(Task objective) Write out the records beneath this line exactly as they appear, minus any images.

(Data provided)
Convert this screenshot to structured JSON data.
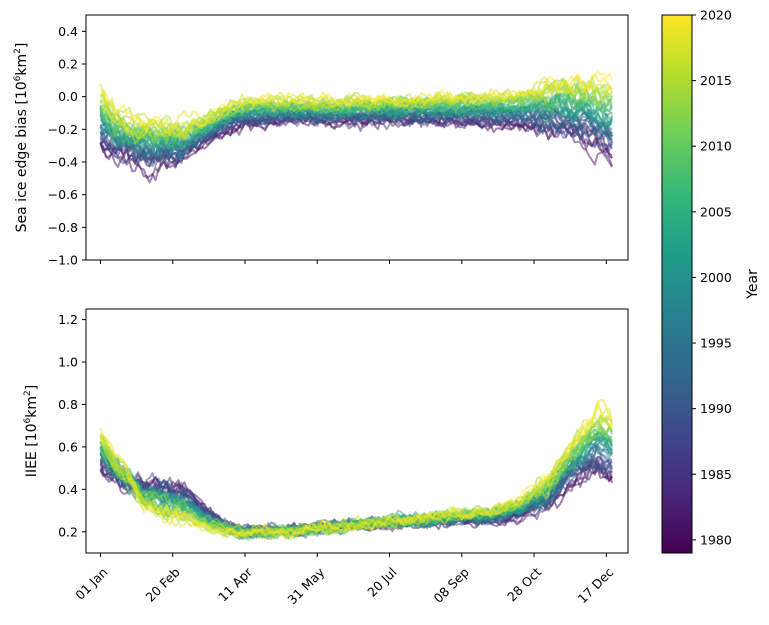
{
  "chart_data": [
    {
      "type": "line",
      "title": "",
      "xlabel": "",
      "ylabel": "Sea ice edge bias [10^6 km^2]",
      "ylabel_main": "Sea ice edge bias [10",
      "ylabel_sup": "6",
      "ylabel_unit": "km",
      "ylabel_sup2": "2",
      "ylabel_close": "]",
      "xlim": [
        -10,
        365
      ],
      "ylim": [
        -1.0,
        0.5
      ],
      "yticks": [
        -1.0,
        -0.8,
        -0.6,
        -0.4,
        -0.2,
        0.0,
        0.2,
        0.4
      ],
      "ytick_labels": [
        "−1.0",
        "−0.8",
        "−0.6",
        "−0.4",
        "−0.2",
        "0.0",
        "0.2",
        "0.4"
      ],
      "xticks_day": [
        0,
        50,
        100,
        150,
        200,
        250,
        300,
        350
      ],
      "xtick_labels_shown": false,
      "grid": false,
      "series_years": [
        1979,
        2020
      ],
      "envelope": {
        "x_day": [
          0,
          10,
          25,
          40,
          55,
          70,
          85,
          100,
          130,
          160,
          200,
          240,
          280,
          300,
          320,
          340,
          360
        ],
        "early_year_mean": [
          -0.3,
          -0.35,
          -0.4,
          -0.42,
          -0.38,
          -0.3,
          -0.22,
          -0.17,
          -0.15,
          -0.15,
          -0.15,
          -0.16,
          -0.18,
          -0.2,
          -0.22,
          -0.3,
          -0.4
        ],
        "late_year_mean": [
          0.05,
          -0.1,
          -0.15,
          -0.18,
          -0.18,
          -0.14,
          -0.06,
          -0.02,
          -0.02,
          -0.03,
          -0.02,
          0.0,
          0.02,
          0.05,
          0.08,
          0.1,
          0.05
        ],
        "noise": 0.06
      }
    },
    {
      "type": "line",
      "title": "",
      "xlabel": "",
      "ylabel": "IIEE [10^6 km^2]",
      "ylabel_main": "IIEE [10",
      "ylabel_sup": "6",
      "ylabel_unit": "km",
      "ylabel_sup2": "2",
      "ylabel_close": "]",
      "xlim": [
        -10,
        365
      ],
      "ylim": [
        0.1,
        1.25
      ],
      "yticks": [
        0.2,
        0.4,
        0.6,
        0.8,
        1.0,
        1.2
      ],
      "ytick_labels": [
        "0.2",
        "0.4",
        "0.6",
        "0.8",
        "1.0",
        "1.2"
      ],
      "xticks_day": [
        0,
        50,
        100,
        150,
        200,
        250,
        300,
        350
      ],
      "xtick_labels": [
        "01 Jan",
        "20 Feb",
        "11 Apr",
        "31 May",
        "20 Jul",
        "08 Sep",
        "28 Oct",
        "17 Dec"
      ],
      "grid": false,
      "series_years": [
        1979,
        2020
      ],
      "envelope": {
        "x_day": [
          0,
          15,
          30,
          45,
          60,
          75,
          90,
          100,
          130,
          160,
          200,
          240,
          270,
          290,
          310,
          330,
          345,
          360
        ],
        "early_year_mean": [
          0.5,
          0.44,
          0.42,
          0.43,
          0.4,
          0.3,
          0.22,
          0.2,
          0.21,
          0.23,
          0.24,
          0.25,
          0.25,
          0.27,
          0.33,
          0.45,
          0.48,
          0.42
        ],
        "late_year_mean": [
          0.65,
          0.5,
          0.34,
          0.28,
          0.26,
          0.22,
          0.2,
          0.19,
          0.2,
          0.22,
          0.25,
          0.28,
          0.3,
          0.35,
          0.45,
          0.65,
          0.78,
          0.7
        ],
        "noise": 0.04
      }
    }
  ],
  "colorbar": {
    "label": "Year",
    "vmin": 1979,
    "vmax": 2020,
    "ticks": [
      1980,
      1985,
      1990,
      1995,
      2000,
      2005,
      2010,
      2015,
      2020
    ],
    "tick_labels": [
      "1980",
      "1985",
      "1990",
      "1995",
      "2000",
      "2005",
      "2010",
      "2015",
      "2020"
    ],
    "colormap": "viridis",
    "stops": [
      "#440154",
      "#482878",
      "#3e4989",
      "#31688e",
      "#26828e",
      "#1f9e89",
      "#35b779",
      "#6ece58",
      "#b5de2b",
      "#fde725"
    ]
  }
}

(Exercise result)
Convert this screenshot to structured JSON data.
{
  "chart_data": [
    {
      "type": "line",
      "title": "",
      "xlabel": "",
      "ylabel": "Sea ice edge bias [10^6 km^2]",
      "ylabel_main": "Sea ice edge bias [10",
      "ylabel_sup": "6",
      "ylabel_unit": "km",
      "ylabel_sup2": "2",
      "ylabel_close": "]",
      "xlim": [
        -10,
        365
      ],
      "ylim": [
        -1.0,
        0.5
      ],
      "yticks": [
        -1.0,
        -0.8,
        -0.6,
        -0.4,
        -0.2,
        0.0,
        0.2,
        0.4
      ],
      "ytick_labels": [
        "−1.0",
        "−0.8",
        "−0.6",
        "−0.4",
        "−0.2",
        "0.0",
        "0.2",
        "0.4"
      ],
      "xticks_day": [
        0,
        50,
        100,
        150,
        200,
        250,
        300,
        350
      ],
      "xtick_labels_shown": false,
      "grid": false,
      "series_years": [
        1979,
        2020
      ],
      "envelope": {
        "x_day": [
          0,
          10,
          25,
          40,
          55,
          70,
          85,
          100,
          130,
          160,
          200,
          240,
          280,
          300,
          320,
          340,
          360
        ],
        "early_year_mean": [
          -0.3,
          -0.35,
          -0.4,
          -0.42,
          -0.38,
          -0.3,
          -0.22,
          -0.17,
          -0.15,
          -0.15,
          -0.15,
          -0.16,
          -0.18,
          -0.2,
          -0.22,
          -0.3,
          -0.4
        ],
        "late_year_mean": [
          0.05,
          -0.1,
          -0.15,
          -0.18,
          -0.18,
          -0.14,
          -0.06,
          -0.02,
          -0.02,
          -0.03,
          -0.02,
          0.0,
          0.02,
          0.05,
          0.08,
          0.1,
          0.05
        ],
        "noise": 0.06
      }
    },
    {
      "type": "line",
      "title": "",
      "xlabel": "",
      "ylabel": "IIEE [10^6 km^2]",
      "ylabel_main": "IIEE [10",
      "ylabel_sup": "6",
      "ylabel_unit": "km",
      "ylabel_sup2": "2",
      "ylabel_close": "]",
      "xlim": [
        -10,
        365
      ],
      "ylim": [
        0.1,
        1.25
      ],
      "yticks": [
        0.2,
        0.4,
        0.6,
        0.8,
        1.0,
        1.2
      ],
      "ytick_labels": [
        "0.2",
        "0.4",
        "0.6",
        "0.8",
        "1.0",
        "1.2"
      ],
      "xticks_day": [
        0,
        50,
        100,
        150,
        200,
        250,
        300,
        350
      ],
      "xtick_labels": [
        "01 Jan",
        "20 Feb",
        "11 Apr",
        "31 May",
        "20 Jul",
        "08 Sep",
        "28 Oct",
        "17 Dec"
      ],
      "grid": false,
      "series_years": [
        1979,
        2020
      ],
      "envelope": {
        "x_day": [
          0,
          15,
          30,
          45,
          60,
          75,
          90,
          100,
          130,
          160,
          200,
          240,
          270,
          290,
          310,
          330,
          345,
          360
        ],
        "early_year_mean": [
          0.5,
          0.44,
          0.42,
          0.43,
          0.4,
          0.3,
          0.22,
          0.2,
          0.21,
          0.23,
          0.24,
          0.25,
          0.25,
          0.27,
          0.33,
          0.45,
          0.48,
          0.42
        ],
        "late_year_mean": [
          0.65,
          0.5,
          0.34,
          0.28,
          0.26,
          0.22,
          0.2,
          0.19,
          0.2,
          0.22,
          0.25,
          0.28,
          0.3,
          0.35,
          0.45,
          0.65,
          0.78,
          0.7
        ],
        "noise": 0.04
      }
    }
  ],
  "colorbar": {
    "label": "Year",
    "vmin": 1979,
    "vmax": 2020,
    "ticks": [
      1980,
      1985,
      1990,
      1995,
      2000,
      2005,
      2010,
      2015,
      2020
    ],
    "tick_labels": [
      "1980",
      "1985",
      "1990",
      "1995",
      "2000",
      "2005",
      "2010",
      "2015",
      "2020"
    ],
    "colormap": "viridis",
    "stops": [
      "#440154",
      "#482878",
      "#3e4989",
      "#31688e",
      "#26828e",
      "#1f9e89",
      "#35b779",
      "#6ece58",
      "#b5de2b",
      "#fde725"
    ]
  }
}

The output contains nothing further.